## RECORDS SUPPLIED

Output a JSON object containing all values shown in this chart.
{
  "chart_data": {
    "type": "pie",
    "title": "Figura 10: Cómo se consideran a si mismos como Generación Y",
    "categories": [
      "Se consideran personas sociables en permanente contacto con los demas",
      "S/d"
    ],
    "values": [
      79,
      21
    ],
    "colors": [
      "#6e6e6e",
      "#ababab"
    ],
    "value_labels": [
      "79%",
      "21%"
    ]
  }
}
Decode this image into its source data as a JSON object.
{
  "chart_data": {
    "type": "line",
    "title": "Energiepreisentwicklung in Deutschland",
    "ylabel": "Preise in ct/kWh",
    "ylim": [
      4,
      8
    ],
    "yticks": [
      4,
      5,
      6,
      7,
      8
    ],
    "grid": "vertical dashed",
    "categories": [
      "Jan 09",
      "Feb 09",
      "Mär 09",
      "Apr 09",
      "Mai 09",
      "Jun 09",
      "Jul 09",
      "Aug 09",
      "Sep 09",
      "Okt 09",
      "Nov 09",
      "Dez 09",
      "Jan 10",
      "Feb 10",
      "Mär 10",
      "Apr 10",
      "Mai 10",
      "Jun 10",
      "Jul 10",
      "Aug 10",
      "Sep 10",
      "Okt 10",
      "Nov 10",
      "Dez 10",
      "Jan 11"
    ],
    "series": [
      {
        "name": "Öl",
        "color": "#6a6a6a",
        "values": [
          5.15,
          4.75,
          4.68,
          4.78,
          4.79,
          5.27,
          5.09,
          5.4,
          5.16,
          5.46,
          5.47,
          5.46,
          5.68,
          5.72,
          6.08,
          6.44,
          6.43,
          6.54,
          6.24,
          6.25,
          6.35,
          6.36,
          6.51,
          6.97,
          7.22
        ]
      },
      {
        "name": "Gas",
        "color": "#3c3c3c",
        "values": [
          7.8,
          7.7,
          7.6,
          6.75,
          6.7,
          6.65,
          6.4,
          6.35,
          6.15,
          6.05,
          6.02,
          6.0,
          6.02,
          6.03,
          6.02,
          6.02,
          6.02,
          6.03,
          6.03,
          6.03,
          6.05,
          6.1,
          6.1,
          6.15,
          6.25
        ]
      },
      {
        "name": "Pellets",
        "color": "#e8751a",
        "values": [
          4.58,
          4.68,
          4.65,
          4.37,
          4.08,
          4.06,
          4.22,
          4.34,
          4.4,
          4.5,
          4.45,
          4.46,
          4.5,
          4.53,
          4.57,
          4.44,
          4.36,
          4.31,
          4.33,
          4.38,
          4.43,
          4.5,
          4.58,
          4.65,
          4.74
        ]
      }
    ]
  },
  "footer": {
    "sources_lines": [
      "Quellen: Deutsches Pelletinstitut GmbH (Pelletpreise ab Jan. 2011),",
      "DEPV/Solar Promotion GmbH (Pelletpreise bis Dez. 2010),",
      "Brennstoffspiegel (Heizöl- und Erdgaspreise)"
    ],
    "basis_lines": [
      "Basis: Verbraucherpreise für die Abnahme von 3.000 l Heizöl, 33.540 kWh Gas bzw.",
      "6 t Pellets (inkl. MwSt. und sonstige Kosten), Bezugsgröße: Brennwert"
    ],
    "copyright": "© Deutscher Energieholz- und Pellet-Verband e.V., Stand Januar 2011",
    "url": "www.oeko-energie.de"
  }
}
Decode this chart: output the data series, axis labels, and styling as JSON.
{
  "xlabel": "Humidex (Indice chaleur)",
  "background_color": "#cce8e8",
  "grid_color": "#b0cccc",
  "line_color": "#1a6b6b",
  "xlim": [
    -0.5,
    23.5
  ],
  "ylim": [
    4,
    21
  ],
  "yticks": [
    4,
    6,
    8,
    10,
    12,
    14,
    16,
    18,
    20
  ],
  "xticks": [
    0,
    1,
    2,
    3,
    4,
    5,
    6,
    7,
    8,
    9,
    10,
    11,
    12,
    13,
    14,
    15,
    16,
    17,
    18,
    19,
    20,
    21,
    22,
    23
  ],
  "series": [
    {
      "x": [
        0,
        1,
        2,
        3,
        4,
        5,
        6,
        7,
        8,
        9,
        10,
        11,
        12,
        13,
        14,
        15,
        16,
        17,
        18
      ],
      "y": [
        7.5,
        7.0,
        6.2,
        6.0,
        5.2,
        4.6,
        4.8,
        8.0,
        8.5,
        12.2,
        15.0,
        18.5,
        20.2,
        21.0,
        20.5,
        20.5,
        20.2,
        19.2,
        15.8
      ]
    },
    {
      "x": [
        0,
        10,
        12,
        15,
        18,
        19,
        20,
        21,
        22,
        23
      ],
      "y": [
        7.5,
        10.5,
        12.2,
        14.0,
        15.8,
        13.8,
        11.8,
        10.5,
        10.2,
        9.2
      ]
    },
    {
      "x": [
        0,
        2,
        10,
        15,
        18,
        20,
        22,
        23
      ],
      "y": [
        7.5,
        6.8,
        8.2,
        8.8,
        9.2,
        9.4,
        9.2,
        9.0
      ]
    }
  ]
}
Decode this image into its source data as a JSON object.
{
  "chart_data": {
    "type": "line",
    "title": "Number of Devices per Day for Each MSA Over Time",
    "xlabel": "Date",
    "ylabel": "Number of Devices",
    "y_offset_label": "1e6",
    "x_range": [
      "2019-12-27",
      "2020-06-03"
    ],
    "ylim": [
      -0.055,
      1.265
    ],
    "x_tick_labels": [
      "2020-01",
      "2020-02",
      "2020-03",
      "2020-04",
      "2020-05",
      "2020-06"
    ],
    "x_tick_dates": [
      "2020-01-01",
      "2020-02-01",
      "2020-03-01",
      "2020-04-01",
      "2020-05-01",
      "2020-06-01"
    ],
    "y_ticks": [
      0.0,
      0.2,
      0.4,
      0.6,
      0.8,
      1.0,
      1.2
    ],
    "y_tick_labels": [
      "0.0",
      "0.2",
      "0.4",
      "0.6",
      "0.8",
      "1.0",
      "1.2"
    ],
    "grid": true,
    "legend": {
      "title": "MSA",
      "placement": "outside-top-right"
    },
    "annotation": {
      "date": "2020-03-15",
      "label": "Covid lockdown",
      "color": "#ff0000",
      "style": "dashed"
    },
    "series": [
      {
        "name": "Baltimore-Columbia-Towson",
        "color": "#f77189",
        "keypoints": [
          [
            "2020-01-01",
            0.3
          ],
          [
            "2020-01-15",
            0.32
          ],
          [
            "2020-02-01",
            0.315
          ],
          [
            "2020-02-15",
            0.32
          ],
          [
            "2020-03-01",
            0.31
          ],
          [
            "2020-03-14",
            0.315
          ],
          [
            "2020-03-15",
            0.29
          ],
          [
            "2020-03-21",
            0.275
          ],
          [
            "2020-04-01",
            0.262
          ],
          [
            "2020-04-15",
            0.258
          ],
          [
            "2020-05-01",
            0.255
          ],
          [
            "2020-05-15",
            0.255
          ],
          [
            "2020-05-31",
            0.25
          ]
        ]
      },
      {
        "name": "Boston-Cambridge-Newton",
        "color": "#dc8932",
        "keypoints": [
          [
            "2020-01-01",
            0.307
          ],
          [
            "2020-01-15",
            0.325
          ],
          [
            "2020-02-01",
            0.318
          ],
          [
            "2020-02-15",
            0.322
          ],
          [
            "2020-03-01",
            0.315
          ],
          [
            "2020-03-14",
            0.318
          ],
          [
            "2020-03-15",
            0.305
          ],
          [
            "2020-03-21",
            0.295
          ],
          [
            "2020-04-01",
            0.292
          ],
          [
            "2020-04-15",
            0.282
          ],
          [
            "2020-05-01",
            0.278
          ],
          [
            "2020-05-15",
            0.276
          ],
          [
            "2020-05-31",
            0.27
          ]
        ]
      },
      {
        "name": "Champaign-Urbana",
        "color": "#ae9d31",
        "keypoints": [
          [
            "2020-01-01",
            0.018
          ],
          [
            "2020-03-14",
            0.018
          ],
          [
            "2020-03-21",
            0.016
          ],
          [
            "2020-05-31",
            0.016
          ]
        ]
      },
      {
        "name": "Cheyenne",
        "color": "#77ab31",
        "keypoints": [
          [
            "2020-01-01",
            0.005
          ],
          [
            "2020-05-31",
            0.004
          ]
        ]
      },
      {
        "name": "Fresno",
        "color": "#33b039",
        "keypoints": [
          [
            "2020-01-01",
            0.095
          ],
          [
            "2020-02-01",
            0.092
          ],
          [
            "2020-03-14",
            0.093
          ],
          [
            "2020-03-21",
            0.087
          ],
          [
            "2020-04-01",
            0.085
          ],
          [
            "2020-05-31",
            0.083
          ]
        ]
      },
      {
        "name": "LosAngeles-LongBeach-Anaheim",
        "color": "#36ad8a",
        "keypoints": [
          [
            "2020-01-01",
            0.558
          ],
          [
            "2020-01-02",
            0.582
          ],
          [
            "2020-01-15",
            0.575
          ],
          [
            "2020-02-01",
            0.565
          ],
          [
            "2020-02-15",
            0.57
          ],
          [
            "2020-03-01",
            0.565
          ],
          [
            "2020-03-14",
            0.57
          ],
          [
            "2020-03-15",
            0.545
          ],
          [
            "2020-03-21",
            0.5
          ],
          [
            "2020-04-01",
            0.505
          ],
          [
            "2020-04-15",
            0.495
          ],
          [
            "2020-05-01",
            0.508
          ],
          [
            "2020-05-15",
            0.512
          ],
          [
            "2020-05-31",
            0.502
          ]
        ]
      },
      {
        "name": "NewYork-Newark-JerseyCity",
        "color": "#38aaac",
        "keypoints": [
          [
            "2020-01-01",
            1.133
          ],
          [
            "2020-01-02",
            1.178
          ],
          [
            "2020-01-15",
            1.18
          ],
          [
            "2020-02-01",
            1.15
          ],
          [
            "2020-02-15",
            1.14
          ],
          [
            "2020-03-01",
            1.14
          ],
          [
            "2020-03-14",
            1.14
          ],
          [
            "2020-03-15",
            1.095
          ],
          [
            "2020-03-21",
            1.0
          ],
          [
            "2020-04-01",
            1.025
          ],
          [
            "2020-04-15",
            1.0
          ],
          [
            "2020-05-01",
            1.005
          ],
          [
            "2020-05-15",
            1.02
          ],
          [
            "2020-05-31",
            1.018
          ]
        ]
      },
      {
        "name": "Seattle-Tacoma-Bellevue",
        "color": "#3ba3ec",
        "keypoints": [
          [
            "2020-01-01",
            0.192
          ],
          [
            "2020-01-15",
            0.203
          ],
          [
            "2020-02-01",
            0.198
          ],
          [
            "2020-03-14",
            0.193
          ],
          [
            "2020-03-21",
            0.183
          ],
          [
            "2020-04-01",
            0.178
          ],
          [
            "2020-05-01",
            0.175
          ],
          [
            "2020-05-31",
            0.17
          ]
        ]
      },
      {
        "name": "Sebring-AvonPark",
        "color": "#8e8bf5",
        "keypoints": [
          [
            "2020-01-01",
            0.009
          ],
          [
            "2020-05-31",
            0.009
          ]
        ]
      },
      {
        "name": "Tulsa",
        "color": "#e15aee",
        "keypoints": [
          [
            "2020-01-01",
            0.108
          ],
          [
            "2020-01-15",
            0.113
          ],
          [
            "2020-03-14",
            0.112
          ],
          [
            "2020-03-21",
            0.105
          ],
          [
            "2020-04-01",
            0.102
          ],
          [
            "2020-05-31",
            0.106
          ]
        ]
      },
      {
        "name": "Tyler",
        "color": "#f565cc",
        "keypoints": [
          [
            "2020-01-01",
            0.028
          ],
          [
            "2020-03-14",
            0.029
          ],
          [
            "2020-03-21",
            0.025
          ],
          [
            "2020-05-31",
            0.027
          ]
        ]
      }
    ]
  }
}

## WHAT IS EXPECTED
Gather each line holding the string "title".

## TASK ANSWER
    "title": "Figura 10: Cómo se consideran a si mismos como Generación Y",
    "title": "Energiepreisentwicklung in Deutschland",
    "title": "Number of Devices per Day for Each MSA Over Time",
      "title": "MSA",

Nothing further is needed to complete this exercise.